-- start of Data for processing --
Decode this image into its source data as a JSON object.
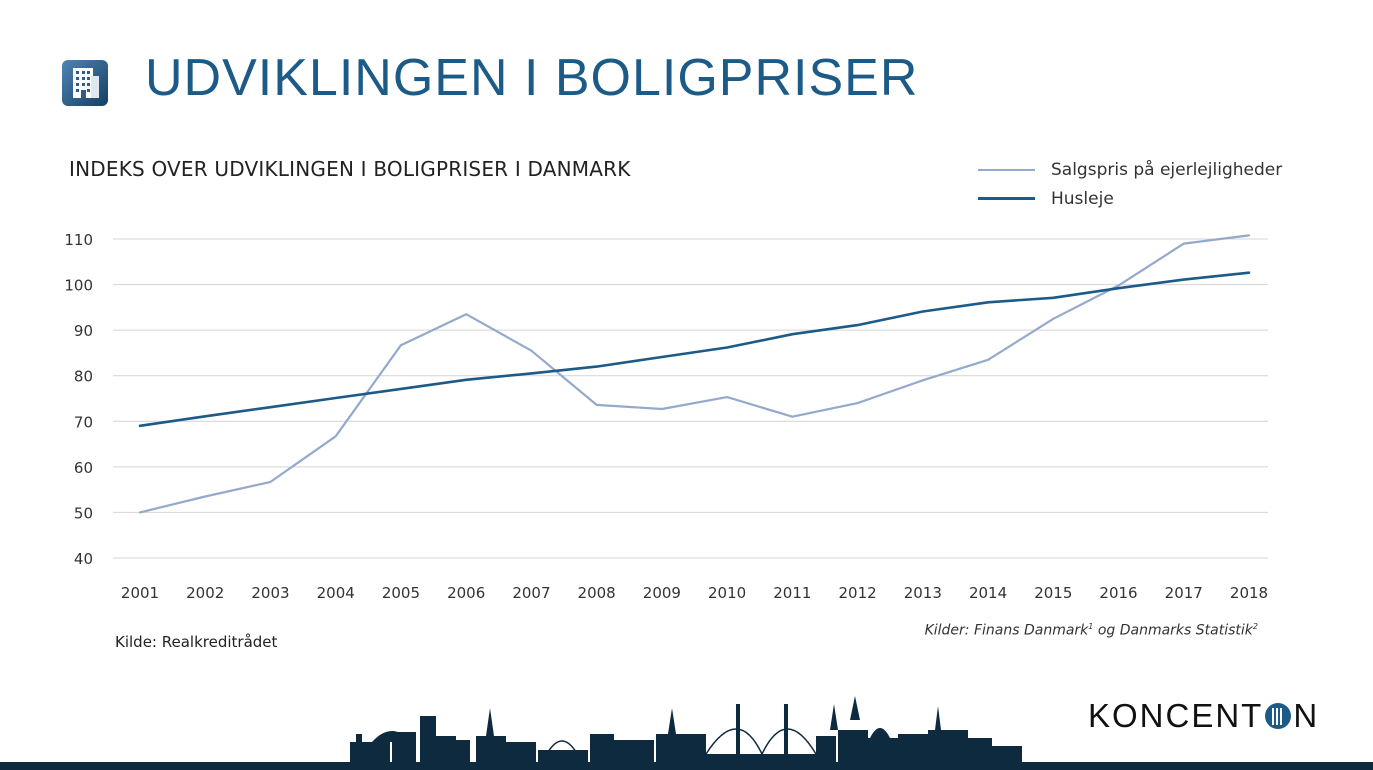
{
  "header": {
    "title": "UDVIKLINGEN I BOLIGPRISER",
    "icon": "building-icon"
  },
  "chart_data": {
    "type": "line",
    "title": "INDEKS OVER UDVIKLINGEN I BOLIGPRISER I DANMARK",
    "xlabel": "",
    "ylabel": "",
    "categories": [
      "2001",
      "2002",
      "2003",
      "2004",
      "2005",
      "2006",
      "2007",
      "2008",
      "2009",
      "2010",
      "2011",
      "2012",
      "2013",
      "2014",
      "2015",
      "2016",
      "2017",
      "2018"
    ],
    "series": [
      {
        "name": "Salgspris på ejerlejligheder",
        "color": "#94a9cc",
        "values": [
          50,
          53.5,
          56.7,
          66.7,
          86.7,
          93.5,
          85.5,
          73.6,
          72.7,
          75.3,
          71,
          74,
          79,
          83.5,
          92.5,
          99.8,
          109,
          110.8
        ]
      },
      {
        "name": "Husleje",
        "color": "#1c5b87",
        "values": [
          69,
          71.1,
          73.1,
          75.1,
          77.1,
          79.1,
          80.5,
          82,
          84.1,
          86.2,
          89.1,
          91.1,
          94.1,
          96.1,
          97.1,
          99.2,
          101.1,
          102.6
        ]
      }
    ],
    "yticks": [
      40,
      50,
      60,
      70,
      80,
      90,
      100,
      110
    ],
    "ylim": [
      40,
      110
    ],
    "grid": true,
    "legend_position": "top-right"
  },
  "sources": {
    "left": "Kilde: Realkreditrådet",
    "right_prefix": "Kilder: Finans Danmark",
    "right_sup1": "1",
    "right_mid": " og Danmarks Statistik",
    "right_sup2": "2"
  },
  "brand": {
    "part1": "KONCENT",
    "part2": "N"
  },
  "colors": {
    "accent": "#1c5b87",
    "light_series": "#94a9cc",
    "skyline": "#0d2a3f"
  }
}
-- end of Data for processing --
-- start of Data for processing --
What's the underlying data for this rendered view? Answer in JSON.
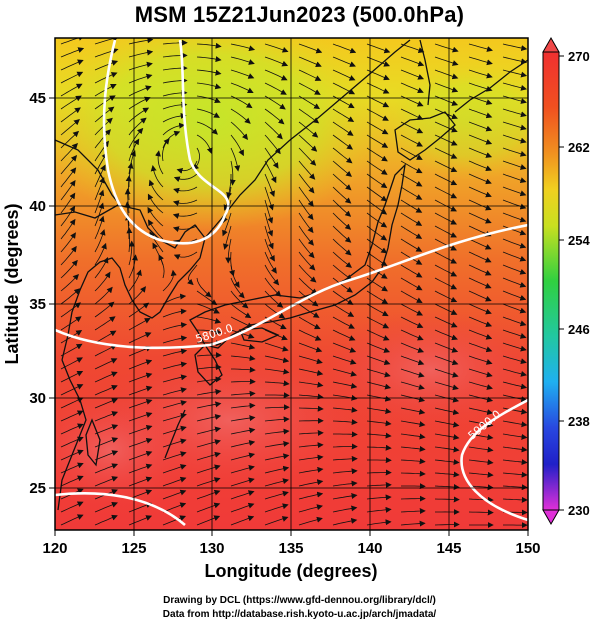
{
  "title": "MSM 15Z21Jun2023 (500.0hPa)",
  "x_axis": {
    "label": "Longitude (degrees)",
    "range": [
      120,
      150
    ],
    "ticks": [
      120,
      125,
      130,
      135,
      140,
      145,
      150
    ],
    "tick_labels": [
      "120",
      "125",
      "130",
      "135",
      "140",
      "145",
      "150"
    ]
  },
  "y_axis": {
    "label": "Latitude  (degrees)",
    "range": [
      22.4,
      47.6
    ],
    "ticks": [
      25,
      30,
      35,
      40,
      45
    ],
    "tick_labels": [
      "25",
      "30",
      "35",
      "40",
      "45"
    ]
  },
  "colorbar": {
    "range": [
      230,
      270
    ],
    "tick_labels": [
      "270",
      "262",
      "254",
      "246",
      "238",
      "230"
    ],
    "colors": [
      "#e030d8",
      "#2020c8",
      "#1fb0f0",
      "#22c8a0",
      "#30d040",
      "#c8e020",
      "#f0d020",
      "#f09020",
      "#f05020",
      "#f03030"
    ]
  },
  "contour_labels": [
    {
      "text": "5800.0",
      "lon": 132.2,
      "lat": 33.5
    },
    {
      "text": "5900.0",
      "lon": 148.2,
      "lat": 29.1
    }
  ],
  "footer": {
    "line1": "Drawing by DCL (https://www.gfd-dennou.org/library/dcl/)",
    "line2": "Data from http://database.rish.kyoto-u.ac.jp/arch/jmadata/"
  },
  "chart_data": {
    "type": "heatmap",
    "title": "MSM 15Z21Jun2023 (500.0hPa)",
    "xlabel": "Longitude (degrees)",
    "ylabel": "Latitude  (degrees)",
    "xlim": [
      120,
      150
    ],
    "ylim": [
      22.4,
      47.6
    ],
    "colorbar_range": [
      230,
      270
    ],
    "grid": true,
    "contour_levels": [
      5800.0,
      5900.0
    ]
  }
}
-- end of Data for processing --
__What to do__: Identify the lines in the entries above that contain "Latitude", then copy them out.

__Solved exercise__:
    "label": "Latitude  (degrees)",
    "ylabel": "Latitude  (degrees)",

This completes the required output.